▶ DATASET:
====================

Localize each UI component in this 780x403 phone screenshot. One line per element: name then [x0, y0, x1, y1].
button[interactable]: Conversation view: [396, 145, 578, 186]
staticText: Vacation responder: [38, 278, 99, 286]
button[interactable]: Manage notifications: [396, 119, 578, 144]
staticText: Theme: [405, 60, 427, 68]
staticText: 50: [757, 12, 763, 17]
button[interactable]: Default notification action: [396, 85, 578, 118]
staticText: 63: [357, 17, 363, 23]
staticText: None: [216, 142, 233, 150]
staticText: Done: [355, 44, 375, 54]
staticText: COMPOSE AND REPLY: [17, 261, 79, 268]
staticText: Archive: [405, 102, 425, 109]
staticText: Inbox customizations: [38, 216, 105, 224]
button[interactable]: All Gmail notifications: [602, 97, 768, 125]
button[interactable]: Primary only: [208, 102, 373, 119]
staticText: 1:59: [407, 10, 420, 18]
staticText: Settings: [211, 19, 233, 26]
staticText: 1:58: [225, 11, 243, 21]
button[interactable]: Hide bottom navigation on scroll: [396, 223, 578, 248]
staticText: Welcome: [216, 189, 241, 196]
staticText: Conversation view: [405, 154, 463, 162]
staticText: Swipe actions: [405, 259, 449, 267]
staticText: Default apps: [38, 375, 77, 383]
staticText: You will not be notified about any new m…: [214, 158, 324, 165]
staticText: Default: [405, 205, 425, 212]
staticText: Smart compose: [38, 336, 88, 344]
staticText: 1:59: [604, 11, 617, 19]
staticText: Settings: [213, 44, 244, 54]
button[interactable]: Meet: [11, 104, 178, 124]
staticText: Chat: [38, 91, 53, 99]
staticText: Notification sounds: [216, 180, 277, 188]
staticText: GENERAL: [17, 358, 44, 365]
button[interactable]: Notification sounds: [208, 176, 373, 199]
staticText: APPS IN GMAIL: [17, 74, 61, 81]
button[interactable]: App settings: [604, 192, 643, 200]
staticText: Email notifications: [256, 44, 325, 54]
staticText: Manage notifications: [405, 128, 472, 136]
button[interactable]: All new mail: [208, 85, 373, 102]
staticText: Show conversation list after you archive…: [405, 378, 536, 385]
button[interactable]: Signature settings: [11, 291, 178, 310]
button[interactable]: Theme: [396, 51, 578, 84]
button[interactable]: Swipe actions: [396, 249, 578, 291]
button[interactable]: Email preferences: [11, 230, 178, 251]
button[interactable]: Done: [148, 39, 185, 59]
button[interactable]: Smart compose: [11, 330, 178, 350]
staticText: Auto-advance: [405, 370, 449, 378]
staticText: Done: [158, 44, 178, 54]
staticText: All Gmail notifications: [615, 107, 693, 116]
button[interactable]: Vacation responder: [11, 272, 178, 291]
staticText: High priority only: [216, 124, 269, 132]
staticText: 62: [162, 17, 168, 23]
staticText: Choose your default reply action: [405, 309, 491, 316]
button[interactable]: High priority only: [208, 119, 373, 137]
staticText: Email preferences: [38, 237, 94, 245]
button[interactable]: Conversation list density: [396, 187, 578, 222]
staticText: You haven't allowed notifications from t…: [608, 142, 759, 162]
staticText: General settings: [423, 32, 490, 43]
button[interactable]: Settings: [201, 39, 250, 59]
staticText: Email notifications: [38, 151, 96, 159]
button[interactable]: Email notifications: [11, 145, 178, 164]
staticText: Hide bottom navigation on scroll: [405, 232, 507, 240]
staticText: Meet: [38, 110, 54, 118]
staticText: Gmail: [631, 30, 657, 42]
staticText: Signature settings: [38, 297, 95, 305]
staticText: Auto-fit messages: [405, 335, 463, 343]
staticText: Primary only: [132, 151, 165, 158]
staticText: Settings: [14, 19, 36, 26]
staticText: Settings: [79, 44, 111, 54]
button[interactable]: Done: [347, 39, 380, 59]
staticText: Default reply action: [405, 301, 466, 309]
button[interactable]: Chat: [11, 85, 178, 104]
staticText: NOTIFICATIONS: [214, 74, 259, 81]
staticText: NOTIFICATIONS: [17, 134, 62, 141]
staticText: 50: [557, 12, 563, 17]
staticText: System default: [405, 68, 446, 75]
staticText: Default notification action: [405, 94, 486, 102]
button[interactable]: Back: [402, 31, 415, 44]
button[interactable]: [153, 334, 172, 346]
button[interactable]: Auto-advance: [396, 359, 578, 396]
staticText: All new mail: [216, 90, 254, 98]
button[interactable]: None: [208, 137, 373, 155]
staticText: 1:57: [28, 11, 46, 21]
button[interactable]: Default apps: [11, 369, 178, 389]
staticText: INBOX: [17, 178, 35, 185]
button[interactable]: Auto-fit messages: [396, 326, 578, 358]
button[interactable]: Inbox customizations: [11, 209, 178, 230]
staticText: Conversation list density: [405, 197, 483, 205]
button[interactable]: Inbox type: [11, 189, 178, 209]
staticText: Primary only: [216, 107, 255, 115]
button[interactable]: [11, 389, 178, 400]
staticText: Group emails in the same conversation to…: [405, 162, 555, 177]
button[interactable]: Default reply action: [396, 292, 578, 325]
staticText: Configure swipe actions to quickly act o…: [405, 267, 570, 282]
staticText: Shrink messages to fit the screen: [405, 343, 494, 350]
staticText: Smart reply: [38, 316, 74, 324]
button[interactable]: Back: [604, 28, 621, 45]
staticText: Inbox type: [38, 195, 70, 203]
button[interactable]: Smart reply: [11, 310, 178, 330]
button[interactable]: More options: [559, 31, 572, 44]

====================

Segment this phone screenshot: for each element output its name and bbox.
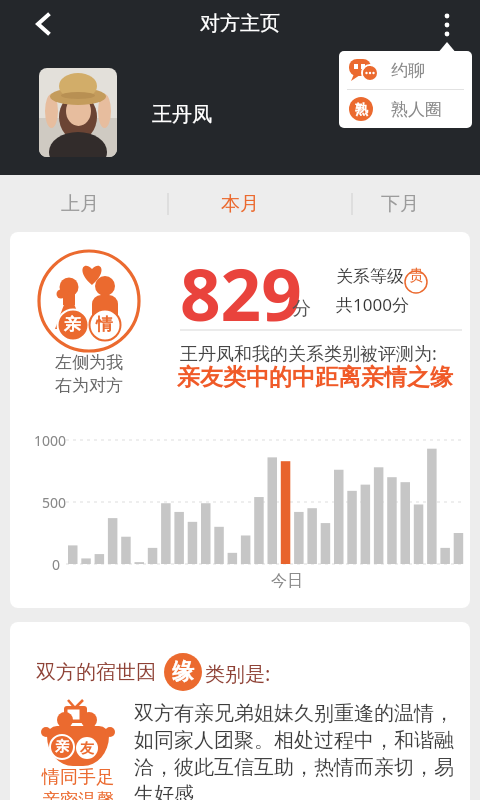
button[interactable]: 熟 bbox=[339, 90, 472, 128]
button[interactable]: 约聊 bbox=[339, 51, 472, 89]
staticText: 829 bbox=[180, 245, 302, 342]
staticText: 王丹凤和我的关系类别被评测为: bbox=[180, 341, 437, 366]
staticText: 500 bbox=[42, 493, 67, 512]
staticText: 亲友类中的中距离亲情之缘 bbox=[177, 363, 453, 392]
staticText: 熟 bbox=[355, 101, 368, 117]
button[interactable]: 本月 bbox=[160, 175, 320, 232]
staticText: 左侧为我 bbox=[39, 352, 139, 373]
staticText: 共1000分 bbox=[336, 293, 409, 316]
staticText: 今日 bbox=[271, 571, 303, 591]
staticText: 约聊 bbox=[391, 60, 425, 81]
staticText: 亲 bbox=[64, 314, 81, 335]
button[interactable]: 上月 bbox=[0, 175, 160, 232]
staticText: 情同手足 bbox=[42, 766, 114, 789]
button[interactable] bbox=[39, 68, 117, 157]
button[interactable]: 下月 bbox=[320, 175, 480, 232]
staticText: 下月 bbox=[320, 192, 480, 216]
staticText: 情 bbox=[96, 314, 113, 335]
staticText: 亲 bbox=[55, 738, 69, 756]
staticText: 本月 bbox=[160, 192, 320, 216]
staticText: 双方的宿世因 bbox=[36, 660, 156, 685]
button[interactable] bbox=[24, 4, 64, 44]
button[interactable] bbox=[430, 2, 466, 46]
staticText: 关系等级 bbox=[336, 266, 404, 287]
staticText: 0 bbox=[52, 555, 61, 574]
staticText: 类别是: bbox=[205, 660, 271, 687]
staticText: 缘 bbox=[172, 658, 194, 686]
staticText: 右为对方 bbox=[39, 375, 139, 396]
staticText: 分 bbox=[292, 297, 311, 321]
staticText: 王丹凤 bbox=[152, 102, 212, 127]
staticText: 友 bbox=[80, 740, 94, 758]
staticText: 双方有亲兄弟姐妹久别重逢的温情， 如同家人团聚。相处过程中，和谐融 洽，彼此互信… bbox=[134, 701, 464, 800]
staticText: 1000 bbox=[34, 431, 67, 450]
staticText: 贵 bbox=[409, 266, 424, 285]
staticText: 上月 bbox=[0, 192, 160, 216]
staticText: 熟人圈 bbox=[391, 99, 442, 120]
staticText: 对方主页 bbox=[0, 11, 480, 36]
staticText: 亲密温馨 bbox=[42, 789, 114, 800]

====================

▶ TO BE DONE:
Give the records from the line containing "button[interactable]: 熟 bbox=[339, 90, 472, 128]" through the line containing "staticText: 熟 bbox=[355, 101, 368, 117]", both included, as a numbered list with blank lines omitted.

▶ TASK RESPONSE:
1. button[interactable]: 熟 bbox=[339, 90, 472, 128]
2. button[interactable]: 约聊 bbox=[339, 51, 472, 89]
3. staticText: 829 bbox=[180, 245, 302, 342]
4. staticText: 王丹凤和我的关系类别被评测为: bbox=[180, 341, 437, 366]
5. staticText: 500 bbox=[42, 493, 67, 512]
6. staticText: 亲友类中的中距离亲情之缘 bbox=[177, 363, 453, 392]
7. staticText: 熟 bbox=[355, 101, 368, 117]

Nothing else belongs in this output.